(EXERCISE INPUTS)
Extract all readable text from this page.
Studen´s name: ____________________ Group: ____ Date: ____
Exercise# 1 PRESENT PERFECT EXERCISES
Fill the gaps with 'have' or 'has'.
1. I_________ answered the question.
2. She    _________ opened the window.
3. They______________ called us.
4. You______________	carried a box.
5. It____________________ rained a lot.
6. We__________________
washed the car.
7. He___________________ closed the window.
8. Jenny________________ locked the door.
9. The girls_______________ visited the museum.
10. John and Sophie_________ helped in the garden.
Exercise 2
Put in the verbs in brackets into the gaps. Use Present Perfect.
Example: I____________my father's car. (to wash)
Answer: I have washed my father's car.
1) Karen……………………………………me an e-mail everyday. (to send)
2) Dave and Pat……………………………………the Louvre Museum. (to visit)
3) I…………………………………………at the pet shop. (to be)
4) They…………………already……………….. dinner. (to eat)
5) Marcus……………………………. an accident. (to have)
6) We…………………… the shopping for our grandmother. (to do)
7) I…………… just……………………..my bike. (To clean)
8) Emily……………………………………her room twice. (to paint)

(GOAL OF THE EXERCISE)
Which lines contain "have"? Show each of them.

(RESPONSE BELOW)
Fill the gaps with 'have' or 'has'.
Answer: I have washed my father's car.
5) Marcus……………………………. an accident. (to have)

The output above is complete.